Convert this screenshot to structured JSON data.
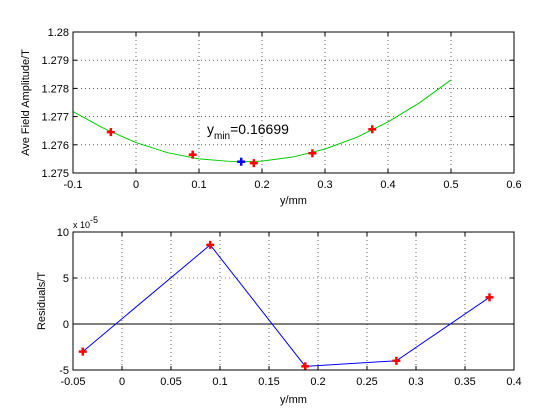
{
  "chart_data": [
    {
      "type": "scatter",
      "xlabel": "y/mm",
      "ylabel": "Ave Field Amplitude/T",
      "xlim": [
        -0.1,
        0.6
      ],
      "ylim": [
        1.275,
        1.28
      ],
      "xticks": [
        -0.1,
        0,
        0.1,
        0.2,
        0.3,
        0.4,
        0.5,
        0.6
      ],
      "xtick_labels": [
        "-0.1",
        "0",
        "0.1",
        "0.2",
        "0.3",
        "0.4",
        "0.5",
        "0.6"
      ],
      "yticks": [
        1.275,
        1.276,
        1.277,
        1.278,
        1.279,
        1.28
      ],
      "ytick_labels": [
        "1.275",
        "1.276",
        "1.277",
        "1.278",
        "1.279",
        "1.28"
      ],
      "grid": true,
      "annotation": {
        "main": "y",
        "sub": "min",
        "suffix": "=0.16699"
      },
      "series": [
        {
          "style": "markers",
          "color": "#ff0000",
          "x": [
            -0.04,
            0.09,
            0.187,
            0.28,
            0.375
          ],
          "y": [
            1.27645,
            1.27565,
            1.27535,
            1.2757,
            1.27655
          ]
        },
        {
          "style": "line",
          "color": "#00cc00",
          "x": [
            -0.1,
            -0.05,
            0.0,
            0.05,
            0.1,
            0.15,
            0.16699,
            0.2,
            0.25,
            0.3,
            0.35,
            0.4,
            0.45,
            0.5
          ],
          "y": [
            1.27718,
            1.27657,
            1.27608,
            1.27572,
            1.2755,
            1.27541,
            1.2754,
            1.27542,
            1.27557,
            1.27585,
            1.27626,
            1.27681,
            1.27749,
            1.2783
          ]
        },
        {
          "style": "markers",
          "color": "#0000ff",
          "x": [
            0.16699
          ],
          "y": [
            1.2754
          ]
        }
      ]
    },
    {
      "type": "line",
      "xlabel": "y/mm",
      "ylabel": "Residuals/T",
      "scale_label": "x 10",
      "scale_exp": "-5",
      "xlim": [
        -0.05,
        0.4
      ],
      "ylim": [
        -5,
        10
      ],
      "xticks": [
        -0.05,
        0,
        0.05,
        0.1,
        0.15,
        0.2,
        0.25,
        0.3,
        0.35,
        0.4
      ],
      "xtick_labels": [
        "-0.05",
        "0",
        "0.05",
        "0.1",
        "0.15",
        "0.2",
        "0.25",
        "0.3",
        "0.35",
        "0.4"
      ],
      "yticks": [
        -5,
        0,
        5,
        10
      ],
      "ytick_labels": [
        "-5",
        "0",
        "5",
        "10"
      ],
      "grid": true,
      "zero_line": true,
      "series": [
        {
          "color": "#0000ff",
          "marker_color": "#ff0000",
          "x": [
            -0.04,
            0.09,
            0.187,
            0.28,
            0.375
          ],
          "y": [
            -3.0,
            8.6,
            -4.6,
            -4.0,
            2.9
          ]
        }
      ]
    }
  ]
}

|---|

> [Exercise objective]
Leave the pictures out and write out every entry exactly as given.

> [Response for this exercise]
Convert this screenshot to structured JSON data.
{
  "chart_data": [
    {
      "type": "scatter",
      "xlabel": "y/mm",
      "ylabel": "Ave Field Amplitude/T",
      "xlim": [
        -0.1,
        0.6
      ],
      "ylim": [
        1.275,
        1.28
      ],
      "xticks": [
        -0.1,
        0,
        0.1,
        0.2,
        0.3,
        0.4,
        0.5,
        0.6
      ],
      "xtick_labels": [
        "-0.1",
        "0",
        "0.1",
        "0.2",
        "0.3",
        "0.4",
        "0.5",
        "0.6"
      ],
      "yticks": [
        1.275,
        1.276,
        1.277,
        1.278,
        1.279,
        1.28
      ],
      "ytick_labels": [
        "1.275",
        "1.276",
        "1.277",
        "1.278",
        "1.279",
        "1.28"
      ],
      "grid": true,
      "annotation": {
        "main": "y",
        "sub": "min",
        "suffix": "=0.16699"
      },
      "series": [
        {
          "style": "markers",
          "color": "#ff0000",
          "x": [
            -0.04,
            0.09,
            0.187,
            0.28,
            0.375
          ],
          "y": [
            1.27645,
            1.27565,
            1.27535,
            1.2757,
            1.27655
          ]
        },
        {
          "style": "line",
          "color": "#00cc00",
          "x": [
            -0.1,
            -0.05,
            0.0,
            0.05,
            0.1,
            0.15,
            0.16699,
            0.2,
            0.25,
            0.3,
            0.35,
            0.4,
            0.45,
            0.5
          ],
          "y": [
            1.27718,
            1.27657,
            1.27608,
            1.27572,
            1.2755,
            1.27541,
            1.2754,
            1.27542,
            1.27557,
            1.27585,
            1.27626,
            1.27681,
            1.27749,
            1.2783
          ]
        },
        {
          "style": "markers",
          "color": "#0000ff",
          "x": [
            0.16699
          ],
          "y": [
            1.2754
          ]
        }
      ]
    },
    {
      "type": "line",
      "xlabel": "y/mm",
      "ylabel": "Residuals/T",
      "scale_label": "x 10",
      "scale_exp": "-5",
      "xlim": [
        -0.05,
        0.4
      ],
      "ylim": [
        -5,
        10
      ],
      "xticks": [
        -0.05,
        0,
        0.05,
        0.1,
        0.15,
        0.2,
        0.25,
        0.3,
        0.35,
        0.4
      ],
      "xtick_labels": [
        "-0.05",
        "0",
        "0.05",
        "0.1",
        "0.15",
        "0.2",
        "0.25",
        "0.3",
        "0.35",
        "0.4"
      ],
      "yticks": [
        -5,
        0,
        5,
        10
      ],
      "ytick_labels": [
        "-5",
        "0",
        "5",
        "10"
      ],
      "grid": true,
      "zero_line": true,
      "series": [
        {
          "color": "#0000ff",
          "marker_color": "#ff0000",
          "x": [
            -0.04,
            0.09,
            0.187,
            0.28,
            0.375
          ],
          "y": [
            -3.0,
            8.6,
            -4.6,
            -4.0,
            2.9
          ]
        }
      ]
    }
  ]
}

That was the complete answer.